- Direction -
Copy the listing from its beginning down through the line containing "- col-price[interactable]: 单价", replacing "interactable" with "clickable" everywhere and leaving everything else the same.

Layout element entries:
---------------

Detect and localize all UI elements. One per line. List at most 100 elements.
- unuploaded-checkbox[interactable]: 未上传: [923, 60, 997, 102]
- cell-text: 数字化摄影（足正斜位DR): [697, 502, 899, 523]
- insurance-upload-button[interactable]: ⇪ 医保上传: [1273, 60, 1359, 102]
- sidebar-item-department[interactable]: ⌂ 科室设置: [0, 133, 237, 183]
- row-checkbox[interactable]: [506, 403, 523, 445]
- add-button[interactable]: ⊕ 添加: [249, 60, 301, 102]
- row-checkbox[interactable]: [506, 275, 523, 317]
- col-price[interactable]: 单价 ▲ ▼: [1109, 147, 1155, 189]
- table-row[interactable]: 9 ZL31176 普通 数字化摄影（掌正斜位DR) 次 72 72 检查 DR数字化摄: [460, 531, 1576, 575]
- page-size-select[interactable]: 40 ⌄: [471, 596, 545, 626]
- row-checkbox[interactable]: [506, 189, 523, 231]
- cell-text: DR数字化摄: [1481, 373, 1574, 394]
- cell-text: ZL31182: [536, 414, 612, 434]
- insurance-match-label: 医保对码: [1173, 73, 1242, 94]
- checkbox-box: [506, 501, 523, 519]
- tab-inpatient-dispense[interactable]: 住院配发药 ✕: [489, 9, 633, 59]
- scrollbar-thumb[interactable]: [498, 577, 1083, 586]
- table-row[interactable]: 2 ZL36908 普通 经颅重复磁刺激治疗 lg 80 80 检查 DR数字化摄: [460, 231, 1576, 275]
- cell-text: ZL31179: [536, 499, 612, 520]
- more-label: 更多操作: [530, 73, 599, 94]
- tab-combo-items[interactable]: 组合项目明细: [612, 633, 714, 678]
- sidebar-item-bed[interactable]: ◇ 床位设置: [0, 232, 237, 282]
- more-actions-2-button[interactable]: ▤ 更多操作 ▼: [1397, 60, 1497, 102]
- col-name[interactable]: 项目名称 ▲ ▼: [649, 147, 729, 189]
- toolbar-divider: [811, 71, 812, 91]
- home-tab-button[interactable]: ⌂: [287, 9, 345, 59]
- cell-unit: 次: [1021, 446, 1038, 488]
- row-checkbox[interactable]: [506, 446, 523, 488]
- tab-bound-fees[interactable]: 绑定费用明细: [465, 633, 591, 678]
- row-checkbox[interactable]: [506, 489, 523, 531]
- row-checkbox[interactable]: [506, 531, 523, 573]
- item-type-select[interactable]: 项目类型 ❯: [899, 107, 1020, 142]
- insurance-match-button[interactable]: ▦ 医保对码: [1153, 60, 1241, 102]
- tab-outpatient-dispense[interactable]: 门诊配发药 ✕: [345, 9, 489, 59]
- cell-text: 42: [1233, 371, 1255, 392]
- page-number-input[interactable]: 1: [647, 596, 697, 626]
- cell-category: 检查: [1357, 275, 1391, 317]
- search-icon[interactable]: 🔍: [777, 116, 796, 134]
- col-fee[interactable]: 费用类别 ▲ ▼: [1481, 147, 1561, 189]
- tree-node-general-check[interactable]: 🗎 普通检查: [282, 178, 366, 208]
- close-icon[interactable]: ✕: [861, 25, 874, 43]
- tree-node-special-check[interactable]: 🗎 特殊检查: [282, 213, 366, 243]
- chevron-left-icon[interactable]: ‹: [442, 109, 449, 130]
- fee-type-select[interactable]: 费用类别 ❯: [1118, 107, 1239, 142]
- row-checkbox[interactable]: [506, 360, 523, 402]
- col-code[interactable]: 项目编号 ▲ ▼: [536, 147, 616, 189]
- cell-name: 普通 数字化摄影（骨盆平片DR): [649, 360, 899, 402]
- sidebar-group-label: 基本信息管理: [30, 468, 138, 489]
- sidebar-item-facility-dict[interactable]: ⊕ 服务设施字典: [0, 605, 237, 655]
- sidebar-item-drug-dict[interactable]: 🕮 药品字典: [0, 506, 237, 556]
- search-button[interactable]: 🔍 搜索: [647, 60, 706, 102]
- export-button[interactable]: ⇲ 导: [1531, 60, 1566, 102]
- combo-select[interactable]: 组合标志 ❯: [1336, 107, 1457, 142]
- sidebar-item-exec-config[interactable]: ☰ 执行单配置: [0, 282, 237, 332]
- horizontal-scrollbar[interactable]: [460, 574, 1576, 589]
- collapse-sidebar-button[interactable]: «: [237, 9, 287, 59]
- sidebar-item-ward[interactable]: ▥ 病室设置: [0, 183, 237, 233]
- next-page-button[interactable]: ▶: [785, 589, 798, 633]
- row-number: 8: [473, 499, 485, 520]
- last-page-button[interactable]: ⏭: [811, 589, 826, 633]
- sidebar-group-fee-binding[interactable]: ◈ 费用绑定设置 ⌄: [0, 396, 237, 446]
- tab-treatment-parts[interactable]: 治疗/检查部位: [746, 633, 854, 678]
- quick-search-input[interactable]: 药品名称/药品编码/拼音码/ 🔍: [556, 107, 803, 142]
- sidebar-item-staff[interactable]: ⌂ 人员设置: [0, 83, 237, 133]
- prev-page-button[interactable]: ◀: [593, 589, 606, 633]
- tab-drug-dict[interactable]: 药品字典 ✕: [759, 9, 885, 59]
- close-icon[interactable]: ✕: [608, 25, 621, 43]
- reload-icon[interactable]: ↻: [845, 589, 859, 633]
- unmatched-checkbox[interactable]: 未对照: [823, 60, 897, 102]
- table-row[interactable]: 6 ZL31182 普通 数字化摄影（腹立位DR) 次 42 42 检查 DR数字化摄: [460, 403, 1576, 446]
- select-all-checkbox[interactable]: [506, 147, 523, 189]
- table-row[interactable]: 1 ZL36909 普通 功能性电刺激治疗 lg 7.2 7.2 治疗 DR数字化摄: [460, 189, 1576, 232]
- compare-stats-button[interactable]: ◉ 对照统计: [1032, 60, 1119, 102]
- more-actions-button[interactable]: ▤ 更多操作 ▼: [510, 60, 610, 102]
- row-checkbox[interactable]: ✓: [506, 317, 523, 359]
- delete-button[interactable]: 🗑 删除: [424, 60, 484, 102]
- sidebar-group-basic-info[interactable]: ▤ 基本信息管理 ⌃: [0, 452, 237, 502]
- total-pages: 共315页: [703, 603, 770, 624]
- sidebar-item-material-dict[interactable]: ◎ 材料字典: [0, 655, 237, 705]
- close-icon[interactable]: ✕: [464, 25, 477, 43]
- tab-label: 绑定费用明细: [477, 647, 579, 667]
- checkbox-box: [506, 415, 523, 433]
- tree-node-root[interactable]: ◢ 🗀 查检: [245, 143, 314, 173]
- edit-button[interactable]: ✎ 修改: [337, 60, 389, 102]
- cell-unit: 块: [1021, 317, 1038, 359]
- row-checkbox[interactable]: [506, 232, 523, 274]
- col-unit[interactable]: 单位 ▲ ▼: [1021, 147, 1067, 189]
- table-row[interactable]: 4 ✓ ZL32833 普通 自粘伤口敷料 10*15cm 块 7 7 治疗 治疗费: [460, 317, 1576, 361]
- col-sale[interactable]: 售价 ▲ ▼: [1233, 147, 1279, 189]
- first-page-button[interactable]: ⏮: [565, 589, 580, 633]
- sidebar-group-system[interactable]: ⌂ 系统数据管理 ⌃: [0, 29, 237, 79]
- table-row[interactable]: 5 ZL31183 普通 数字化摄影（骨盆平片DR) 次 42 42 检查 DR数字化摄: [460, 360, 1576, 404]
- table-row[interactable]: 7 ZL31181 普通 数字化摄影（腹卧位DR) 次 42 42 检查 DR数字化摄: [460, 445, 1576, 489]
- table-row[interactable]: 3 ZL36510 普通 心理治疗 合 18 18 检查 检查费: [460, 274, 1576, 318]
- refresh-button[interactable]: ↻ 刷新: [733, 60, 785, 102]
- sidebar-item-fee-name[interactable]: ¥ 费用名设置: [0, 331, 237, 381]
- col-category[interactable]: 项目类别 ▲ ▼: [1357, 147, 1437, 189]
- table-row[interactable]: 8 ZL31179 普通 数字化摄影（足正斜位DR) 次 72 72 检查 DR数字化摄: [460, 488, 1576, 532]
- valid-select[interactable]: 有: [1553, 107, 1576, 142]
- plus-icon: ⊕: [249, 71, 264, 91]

---------------

- Exercise output -
Detect and localize all UI elements. One per line. List at most 100 elements.
- unuploaded-checkbox[clickable]: 未上传: [923, 60, 997, 102]
- cell-text: 数字化摄影（足正斜位DR): [697, 502, 899, 523]
- insurance-upload-button[clickable]: ⇪ 医保上传: [1273, 60, 1359, 102]
- sidebar-item-department[clickable]: ⌂ 科室设置: [0, 133, 237, 183]
- row-checkbox[clickable]: [506, 403, 523, 445]
- add-button[clickable]: ⊕ 添加: [249, 60, 301, 102]
- row-checkbox[clickable]: [506, 275, 523, 317]
- col-price[clickable]: 单价 ▲ ▼: [1109, 147, 1155, 189]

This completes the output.